• [Challenge]
How many lines of these entries include the string "Reports"? State the number alone.

• [Entries taken from a collection]
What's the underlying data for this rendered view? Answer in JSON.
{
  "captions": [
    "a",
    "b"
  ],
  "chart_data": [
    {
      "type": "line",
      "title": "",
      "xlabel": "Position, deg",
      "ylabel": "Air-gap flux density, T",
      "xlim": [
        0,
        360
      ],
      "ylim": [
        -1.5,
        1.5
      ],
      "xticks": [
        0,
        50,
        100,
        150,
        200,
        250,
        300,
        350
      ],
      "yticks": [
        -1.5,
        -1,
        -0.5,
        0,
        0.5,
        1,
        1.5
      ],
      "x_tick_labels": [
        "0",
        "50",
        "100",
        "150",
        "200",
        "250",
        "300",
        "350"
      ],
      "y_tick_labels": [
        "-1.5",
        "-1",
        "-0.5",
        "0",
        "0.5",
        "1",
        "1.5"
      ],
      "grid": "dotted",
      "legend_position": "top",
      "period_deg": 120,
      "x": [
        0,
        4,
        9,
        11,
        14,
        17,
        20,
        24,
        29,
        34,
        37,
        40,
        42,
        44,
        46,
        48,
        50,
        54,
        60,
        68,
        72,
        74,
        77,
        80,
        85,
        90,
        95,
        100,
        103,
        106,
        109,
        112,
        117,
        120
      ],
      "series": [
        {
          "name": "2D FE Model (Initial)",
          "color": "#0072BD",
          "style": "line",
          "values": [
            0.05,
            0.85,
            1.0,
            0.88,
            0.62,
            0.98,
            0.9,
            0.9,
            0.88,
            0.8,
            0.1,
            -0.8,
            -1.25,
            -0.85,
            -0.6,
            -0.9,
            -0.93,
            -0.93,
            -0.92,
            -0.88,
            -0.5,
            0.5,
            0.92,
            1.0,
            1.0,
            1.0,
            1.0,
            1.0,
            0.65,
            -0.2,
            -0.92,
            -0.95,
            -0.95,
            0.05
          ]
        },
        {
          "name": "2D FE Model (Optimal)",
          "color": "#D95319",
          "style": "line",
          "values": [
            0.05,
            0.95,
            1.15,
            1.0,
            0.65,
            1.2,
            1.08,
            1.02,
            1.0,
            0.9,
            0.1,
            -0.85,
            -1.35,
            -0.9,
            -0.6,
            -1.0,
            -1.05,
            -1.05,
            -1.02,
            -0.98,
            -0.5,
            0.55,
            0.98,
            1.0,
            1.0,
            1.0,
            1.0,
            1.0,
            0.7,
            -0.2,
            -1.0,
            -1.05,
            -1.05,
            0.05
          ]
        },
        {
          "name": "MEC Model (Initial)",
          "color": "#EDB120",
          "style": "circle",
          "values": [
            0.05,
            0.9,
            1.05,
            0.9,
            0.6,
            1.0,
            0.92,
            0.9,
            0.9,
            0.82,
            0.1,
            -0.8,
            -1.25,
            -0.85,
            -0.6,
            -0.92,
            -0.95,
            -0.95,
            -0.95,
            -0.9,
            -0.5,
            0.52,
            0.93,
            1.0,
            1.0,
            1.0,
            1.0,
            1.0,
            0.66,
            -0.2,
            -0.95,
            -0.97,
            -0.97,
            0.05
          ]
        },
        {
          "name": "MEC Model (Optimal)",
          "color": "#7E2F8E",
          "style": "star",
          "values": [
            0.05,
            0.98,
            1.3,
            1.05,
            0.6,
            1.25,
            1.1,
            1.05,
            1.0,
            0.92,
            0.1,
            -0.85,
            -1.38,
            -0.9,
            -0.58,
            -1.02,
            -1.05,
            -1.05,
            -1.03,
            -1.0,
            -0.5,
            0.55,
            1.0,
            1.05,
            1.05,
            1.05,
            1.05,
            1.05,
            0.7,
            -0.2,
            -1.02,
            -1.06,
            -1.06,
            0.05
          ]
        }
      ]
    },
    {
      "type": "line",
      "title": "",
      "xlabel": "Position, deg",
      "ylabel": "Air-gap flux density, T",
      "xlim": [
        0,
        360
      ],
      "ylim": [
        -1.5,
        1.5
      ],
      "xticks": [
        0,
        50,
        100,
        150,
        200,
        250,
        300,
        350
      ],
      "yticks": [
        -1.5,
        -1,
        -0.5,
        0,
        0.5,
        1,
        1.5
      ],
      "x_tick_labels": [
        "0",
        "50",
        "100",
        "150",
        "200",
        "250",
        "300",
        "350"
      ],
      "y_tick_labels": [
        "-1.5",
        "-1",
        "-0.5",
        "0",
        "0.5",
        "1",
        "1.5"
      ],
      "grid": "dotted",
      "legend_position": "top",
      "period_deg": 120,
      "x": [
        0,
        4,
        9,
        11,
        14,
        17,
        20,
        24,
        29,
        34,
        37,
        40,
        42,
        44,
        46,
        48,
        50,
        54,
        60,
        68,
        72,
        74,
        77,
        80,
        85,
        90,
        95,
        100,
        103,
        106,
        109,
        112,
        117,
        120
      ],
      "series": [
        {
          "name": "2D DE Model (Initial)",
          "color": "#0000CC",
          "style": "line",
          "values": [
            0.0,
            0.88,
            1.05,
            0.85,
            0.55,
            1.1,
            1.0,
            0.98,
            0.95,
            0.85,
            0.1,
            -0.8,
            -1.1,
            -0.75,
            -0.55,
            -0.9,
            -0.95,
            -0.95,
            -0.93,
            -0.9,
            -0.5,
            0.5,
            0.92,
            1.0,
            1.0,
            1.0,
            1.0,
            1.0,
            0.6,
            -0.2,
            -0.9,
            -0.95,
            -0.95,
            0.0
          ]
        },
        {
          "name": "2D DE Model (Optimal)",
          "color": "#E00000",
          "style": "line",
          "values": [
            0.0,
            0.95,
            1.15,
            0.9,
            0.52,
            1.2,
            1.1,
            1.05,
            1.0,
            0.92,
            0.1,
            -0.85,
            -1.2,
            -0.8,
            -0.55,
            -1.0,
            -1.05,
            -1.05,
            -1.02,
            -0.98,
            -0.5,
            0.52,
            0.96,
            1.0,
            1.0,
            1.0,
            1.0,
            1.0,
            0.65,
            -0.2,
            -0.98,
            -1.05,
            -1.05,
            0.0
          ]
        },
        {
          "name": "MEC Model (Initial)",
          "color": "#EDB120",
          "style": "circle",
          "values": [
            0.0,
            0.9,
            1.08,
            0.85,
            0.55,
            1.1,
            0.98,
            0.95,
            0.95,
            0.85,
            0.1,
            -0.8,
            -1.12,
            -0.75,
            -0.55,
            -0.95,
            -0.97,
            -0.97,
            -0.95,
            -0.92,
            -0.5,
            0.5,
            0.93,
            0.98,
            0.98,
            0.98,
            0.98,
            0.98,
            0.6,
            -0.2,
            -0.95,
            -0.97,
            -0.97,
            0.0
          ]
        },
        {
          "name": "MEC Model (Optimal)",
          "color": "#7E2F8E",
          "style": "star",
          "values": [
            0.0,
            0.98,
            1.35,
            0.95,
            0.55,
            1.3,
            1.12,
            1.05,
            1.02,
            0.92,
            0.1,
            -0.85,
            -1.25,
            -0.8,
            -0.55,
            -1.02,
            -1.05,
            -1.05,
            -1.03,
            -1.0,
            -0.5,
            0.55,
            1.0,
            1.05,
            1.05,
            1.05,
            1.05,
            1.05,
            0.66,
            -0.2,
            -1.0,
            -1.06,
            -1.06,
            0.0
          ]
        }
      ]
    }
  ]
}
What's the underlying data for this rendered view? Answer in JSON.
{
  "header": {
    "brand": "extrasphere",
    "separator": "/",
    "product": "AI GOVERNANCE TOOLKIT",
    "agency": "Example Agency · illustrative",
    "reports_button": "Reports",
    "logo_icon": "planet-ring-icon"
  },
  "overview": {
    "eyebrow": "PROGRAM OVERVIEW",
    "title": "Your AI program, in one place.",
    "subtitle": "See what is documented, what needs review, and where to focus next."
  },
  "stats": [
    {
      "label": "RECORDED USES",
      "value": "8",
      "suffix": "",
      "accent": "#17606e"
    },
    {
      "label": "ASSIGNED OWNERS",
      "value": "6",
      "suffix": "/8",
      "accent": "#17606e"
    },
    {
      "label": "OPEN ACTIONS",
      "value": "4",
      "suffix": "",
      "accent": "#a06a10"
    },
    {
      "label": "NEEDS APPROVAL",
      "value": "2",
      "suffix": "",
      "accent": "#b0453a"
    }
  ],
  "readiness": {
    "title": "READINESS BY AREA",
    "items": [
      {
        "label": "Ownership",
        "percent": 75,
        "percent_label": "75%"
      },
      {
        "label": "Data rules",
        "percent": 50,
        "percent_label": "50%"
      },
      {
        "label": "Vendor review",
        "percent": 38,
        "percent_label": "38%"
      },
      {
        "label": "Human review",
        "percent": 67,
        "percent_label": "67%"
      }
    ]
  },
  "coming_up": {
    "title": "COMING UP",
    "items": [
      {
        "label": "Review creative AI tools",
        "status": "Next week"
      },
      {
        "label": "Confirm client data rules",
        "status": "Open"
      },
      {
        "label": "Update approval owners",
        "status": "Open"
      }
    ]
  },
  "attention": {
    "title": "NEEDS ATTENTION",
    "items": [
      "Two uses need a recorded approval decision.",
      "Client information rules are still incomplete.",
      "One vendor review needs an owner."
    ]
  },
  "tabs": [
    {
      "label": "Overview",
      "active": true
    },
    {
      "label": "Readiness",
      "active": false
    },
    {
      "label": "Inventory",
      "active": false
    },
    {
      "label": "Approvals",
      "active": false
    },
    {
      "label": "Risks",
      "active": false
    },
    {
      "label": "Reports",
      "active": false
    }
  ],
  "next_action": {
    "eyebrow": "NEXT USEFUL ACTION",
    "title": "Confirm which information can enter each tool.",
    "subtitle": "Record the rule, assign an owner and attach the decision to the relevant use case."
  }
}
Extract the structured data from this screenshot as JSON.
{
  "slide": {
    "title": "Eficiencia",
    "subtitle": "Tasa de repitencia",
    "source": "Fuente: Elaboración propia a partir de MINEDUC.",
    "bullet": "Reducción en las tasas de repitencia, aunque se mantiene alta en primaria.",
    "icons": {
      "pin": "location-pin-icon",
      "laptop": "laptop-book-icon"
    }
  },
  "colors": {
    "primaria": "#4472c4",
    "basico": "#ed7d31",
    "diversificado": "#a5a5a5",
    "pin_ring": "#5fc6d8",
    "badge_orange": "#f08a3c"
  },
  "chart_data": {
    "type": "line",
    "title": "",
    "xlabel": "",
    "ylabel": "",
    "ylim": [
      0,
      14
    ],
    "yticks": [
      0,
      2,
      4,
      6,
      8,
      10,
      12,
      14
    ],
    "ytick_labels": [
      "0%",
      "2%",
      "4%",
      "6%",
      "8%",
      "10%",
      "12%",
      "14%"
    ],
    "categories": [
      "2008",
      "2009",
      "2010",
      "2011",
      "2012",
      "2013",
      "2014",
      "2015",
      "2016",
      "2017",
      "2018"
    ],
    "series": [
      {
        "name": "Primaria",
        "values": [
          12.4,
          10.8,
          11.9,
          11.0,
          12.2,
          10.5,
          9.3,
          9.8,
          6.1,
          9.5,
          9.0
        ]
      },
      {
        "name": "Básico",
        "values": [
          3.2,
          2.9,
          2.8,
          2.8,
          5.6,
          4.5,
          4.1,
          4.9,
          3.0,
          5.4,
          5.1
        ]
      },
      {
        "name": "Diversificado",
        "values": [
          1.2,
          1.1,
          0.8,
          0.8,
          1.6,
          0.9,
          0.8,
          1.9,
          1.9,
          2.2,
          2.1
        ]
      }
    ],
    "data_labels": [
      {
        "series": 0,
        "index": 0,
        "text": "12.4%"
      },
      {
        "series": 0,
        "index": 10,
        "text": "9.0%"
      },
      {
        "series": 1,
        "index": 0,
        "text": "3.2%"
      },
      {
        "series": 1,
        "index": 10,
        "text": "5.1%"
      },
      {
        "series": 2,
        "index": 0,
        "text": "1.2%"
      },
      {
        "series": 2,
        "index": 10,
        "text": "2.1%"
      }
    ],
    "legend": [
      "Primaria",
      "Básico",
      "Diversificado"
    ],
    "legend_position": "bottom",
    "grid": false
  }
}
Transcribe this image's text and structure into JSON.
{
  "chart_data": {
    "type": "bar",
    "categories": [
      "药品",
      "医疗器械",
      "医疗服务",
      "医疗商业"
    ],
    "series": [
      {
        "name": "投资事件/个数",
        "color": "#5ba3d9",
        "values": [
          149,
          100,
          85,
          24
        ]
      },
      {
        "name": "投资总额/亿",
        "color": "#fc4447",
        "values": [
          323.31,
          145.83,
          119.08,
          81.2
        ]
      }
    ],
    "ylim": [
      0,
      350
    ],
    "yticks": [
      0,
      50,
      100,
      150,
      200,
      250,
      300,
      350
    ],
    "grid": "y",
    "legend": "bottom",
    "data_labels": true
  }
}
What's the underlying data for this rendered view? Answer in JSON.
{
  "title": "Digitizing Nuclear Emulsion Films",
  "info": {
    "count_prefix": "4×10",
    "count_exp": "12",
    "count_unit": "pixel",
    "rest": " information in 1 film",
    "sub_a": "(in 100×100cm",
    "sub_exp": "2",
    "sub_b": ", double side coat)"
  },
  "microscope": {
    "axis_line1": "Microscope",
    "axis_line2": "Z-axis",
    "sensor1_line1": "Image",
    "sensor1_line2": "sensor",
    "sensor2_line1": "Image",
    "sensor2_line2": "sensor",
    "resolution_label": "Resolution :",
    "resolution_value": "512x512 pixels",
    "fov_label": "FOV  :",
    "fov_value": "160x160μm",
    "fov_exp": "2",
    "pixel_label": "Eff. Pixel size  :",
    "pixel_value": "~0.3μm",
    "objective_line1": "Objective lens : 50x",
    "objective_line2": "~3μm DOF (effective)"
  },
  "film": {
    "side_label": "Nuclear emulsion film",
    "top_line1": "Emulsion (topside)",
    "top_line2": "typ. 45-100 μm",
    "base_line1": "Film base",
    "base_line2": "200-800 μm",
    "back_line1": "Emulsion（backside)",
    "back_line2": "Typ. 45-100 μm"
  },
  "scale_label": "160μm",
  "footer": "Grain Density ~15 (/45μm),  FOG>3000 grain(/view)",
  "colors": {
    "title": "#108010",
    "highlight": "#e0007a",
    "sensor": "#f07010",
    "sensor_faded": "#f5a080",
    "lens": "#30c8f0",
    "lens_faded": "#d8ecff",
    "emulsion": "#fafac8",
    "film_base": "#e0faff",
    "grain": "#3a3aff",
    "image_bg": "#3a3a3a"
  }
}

• [Full solution]
2